WHAT THIS TASK INVOLVES: Without the images, print all the entries below exactly as given.

EXTRACTED ENTRIES:
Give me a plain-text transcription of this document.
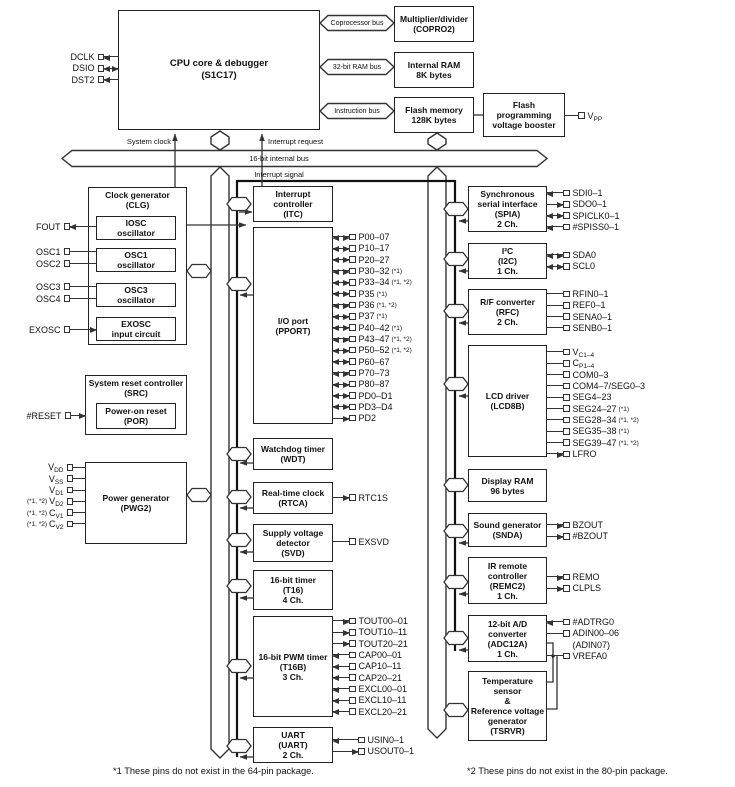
System clock	Interrupt request
16-bit internal bus
Interrupt signal
Coprocessor bus
32-bit RAM bus
Instruction bus
CPU core & debugger
(S1C17)
Multiplier/divider
(COPRO2)
Internal RAM
8K bytes
Flash memory
128K bytes
Flash
programming
voltage booster
Clock generator
(CLG)
IOSC
oscillator
OSC1
oscillator
OSC3
oscillator
EXOSC
input circuit
System reset controller
(SRC)
Power-on reset
(POR)
Power generator
(PWG2)
Interrupt
controller
(ITC)
I/O port
(PPORT)
Watchdog timer
(WDT)
Real-time clock
(RTCA)
Supply voltage
detector
(SVD)
16-bit timer
(T16)
4 Ch.
16-bit PWM timer
(T16B)
3 Ch.
UART
(UART)
2 Ch.
Synchronous
serial interface
(SPIA)
2 Ch.
I²C
(I2C)
1 Ch.
R/F converter
(RFC)
2 Ch.
LCD driver
(LCD8B)
Display RAM
96 bytes
Sound generator
(SNDA)
IR remote
controller
(REMC2)
1 Ch.
12-bit A/D
converter
(ADC12A)
1 Ch.
Temperature
sensor
&
Reference voltage
generator
(TSRVR)
DCLK
DSIO
DST2
$V_{PP}$
FOUT
OSC1
OSC2
OSC3
OSC4
EXOSC
#RESET
$V_{DD}$
$V_{SS}$
$V_{D1}$
(*1, *2) $V_{D2}$
(*1, *2) $C_{V1}$
(*1, *2) $C_{V2}$
P00–07
P10–17
P20–27
P30–32 (*1)
P33–34 (*1, *2)
P35 (*1)
P36 (*1, *2)
P37 (*1)
P40–42 (*1)
P43–47 (*1, *2)
P50–52 (*1, *2)
P60–67
P70–73
P80–87
PD0–D1
PD3–D4
PD2
RTC1S
EXSVD
TOUT00–01
TOUT10–11
TOUT20–21
CAP00–01
CAP10–11
CAP20–21
EXCL00–01
EXCL10–11
EXCL20–21
USIN0–1
USOUT0–1
SDI0–1
SDO0–1
SPICLK0–1
#SPISS0–1
SDA0
SCL0
RFIN0–1
REF0–1
SENA0–1
SENB0–1
$V_{C1-4}$
$C_{P1-4}$
COM0–3
COM4–7/SEG0–3
SEG4–23
SEG24–27 (*1)
SEG28–34 (*1, *2)
SEG35–38 (*1)
SEG39–47 (*1, *2)
LFRO
BZOUT
#BZOUT
REMO
CLPLS
#ADTRG0
ADIN00–06
(ADIN07)
VREFA0
*1 These pins do not exist in the 64-pin package.	*2 These pins do not exist in the 80-pin package.
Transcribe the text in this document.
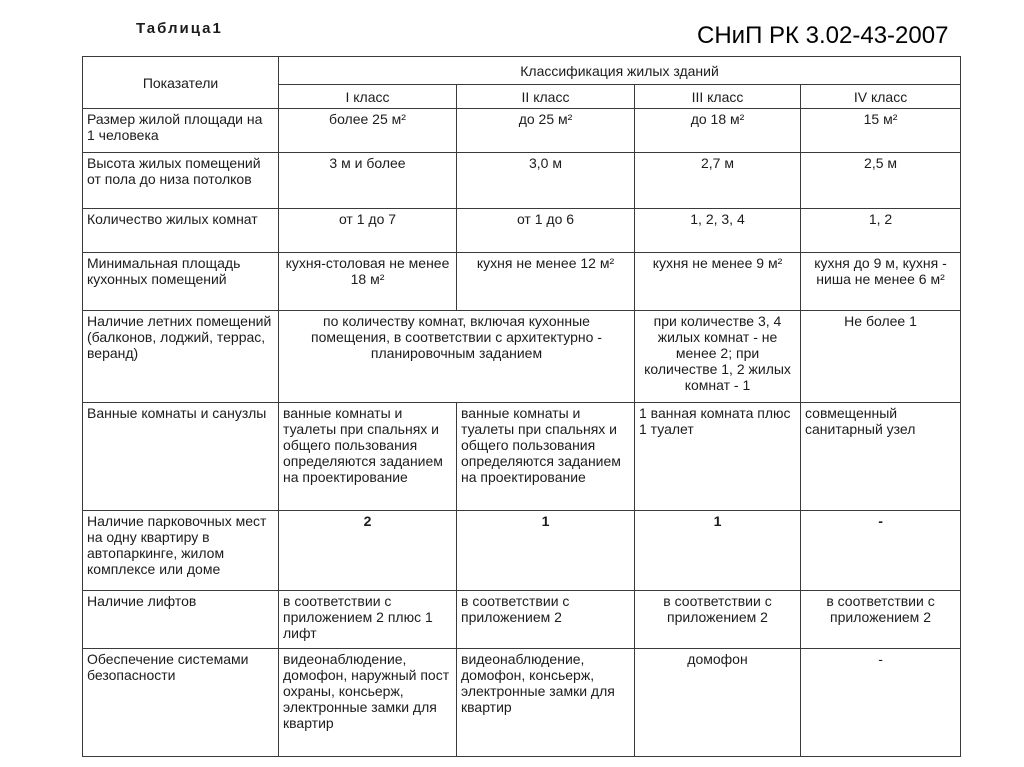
Таблица1	СНиП РК 3.02-43-2007
Показатели	Классификация жилых зданий			
	I класс	II класс	III класс	IV класс
Размер жилой площади на 1 человека	более 25 м²	до 25 м²	до 18 м²	15 м²
Высота жилых помещений от пола до низа потолков	3 м и более	3,0 м	2,7 м	2,5 м
Количество жилых комнат	от 1 до 7	от 1 до 6	1, 2, 3, 4	1, 2
Минимальная площадь кухонных помещений	кухня-столовая не менее 18 м²	кухня не менее 12 м²	кухня не менее 9 м²	кухня до 9 м, кухня - ниша не менее 6 м²
Наличие летних помещений (балконов, лоджий, террас, веранд)	по количеству комнат, включая кухонные помещения, в соответствии с архитектурно - планировочным заданием		при количестве 3, 4 жилых комнат - не менее 2; при количестве 1, 2 жилых комнат - 1	Не более 1
Ванные комнаты и санузлы	ванные комнаты и туалеты при спальнях и общего пользования определяются заданием на проектирование	ванные комнаты и туалеты при спальнях и общего пользования определяются заданием на проектирование	1 ванная комната плюс 1 туалет	совмещенный санитарный узел
Наличие парковочных мест на одну квартиру в автопаркинге, жилом комплексе или доме	2	1	1	-
Наличие лифтов	в соответствии с приложением 2 плюс 1 лифт	в соответствии с приложением 2	в соответствии с приложением 2	в соответствии с приложением 2
Обеспечение системами безопасности	видеонаблюдение, домофон, наружный пост охраны, консьерж, электронные замки для квартир	видеонаблюдение, домофон, консьерж, электронные замки для квартир	домофон	-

EXPECTED ANSWER:
Give me a plain-text transcription of this document.
System clock	Interrupt request
16-bit internal bus
Interrupt signal
Coprocessor bus
32-bit RAM bus
Instruction bus
CPU core & debugger
(S1C17)
Multiplier/divider
(COPRO2)
Internal RAM
8K bytes
Flash memory
128K bytes
Flash
programming
voltage booster
Clock generator
(CLG)
IOSC
oscillator
OSC1
oscillator
OSC3
oscillator
EXOSC
input circuit
System reset controller
(SRC)
Power-on reset
(POR)
Power generator
(PWG2)
Interrupt
controller
(ITC)
I/O port
(PPORT)
Watchdog timer
(WDT)
Real-time clock
(RTCA)
Supply voltage
detector
(SVD)
16-bit timer
(T16)
4 Ch.
16-bit PWM timer
(T16B)
3 Ch.
UART
(UART)
2 Ch.
Synchronous
serial interface
(SPIA)
2 Ch.
I²C
(I2C)
1 Ch.
R/F converter
(RFC)
2 Ch.
LCD driver
(LCD8B)
Display RAM
96 bytes
Sound generator
(SNDA)
IR remote
controller
(REMC2)
1 Ch.
12-bit A/D
converter
(ADC12A)
1 Ch.
Temperature
sensor
&
Reference voltage
generator
(TSRVR)
DCLK
DSIO
DST2
$V_{PP}$
FOUT
OSC1
OSC2
OSC3
OSC4
EXOSC
#RESET
$V_{DD}$
$V_{SS}$
$V_{D1}$
(*1, *2) $V_{D2}$
(*1, *2) $C_{V1}$
(*1, *2) $C_{V2}$
P00–07
P10–17
P20–27
P30–32 (*1)
P33–34 (*1, *2)
P35 (*1)
P36 (*1, *2)
P37 (*1)
P40–42 (*1)
P43–47 (*1, *2)
P50–52 (*1, *2)
P60–67
P70–73
P80–87
PD0–D1
PD3–D4
PD2
RTC1S
EXSVD
TOUT00–01
TOUT10–11
TOUT20–21
CAP00–01
CAP10–11
CAP20–21
EXCL00–01
EXCL10–11
EXCL20–21
USIN0–1
USOUT0–1
SDI0–1
SDO0–1
SPICLK0–1
#SPISS0–1
SDA0
SCL0
RFIN0–1
REF0–1
SENA0–1
SENB0–1
$V_{C1-4}$
$C_{P1-4}$
COM0–3
COM4–7/SEG0–3
SEG4–23
SEG24–27 (*1)
SEG28–34 (*1, *2)
SEG35–38 (*1)
SEG39–47 (*1, *2)
LFRO
BZOUT
#BZOUT
REMO
CLPLS
#ADTRG0
ADIN00–06
(ADIN07)
VREFA0
*1 These pins do not exist in the 64-pin package.	*2 These pins do not exist in the 80-pin package.
Transcribe the text in this document.
Таблица1	СНиП РК 3.02-43-2007
Показатели	Классификация жилых зданий			
	I класс	II класс	III класс	IV класс
Размер жилой площади на 1 человека	более 25 м²	до 25 м²	до 18 м²	15 м²
Высота жилых помещений от пола до низа потолков	3 м и более	3,0 м	2,7 м	2,5 м
Количество жилых комнат	от 1 до 7	от 1 до 6	1, 2, 3, 4	1, 2
Минимальная площадь кухонных помещений	кухня-столовая не менее 18 м²	кухня не менее 12 м²	кухня не менее 9 м²	кухня до 9 м, кухня - ниша не менее 6 м²
Наличие летних помещений (балконов, лоджий, террас, веранд)	по количеству комнат, включая кухонные помещения, в соответствии с архитектурно - планировочным заданием		при количестве 3, 4 жилых комнат - не менее 2; при количестве 1, 2 жилых комнат - 1	Не более 1
Ванные комнаты и санузлы	ванные комнаты и туалеты при спальнях и общего пользования определяются заданием на проектирование	ванные комнаты и туалеты при спальнях и общего пользования определяются заданием на проектирование	1 ванная комната плюс 1 туалет	совмещенный санитарный узел
Наличие парковочных мест на одну квартиру в автопаркинге, жилом комплексе или доме	2	1	1	-
Наличие лифтов	в соответствии с приложением 2 плюс 1 лифт	в соответствии с приложением 2	в соответствии с приложением 2	в соответствии с приложением 2
Обеспечение системами безопасности	видеонаблюдение, домофон, наружный пост охраны, консьерж, электронные замки для квартир	видеонаблюдение, домофон, консьерж, электронные замки для квартир	домофон	-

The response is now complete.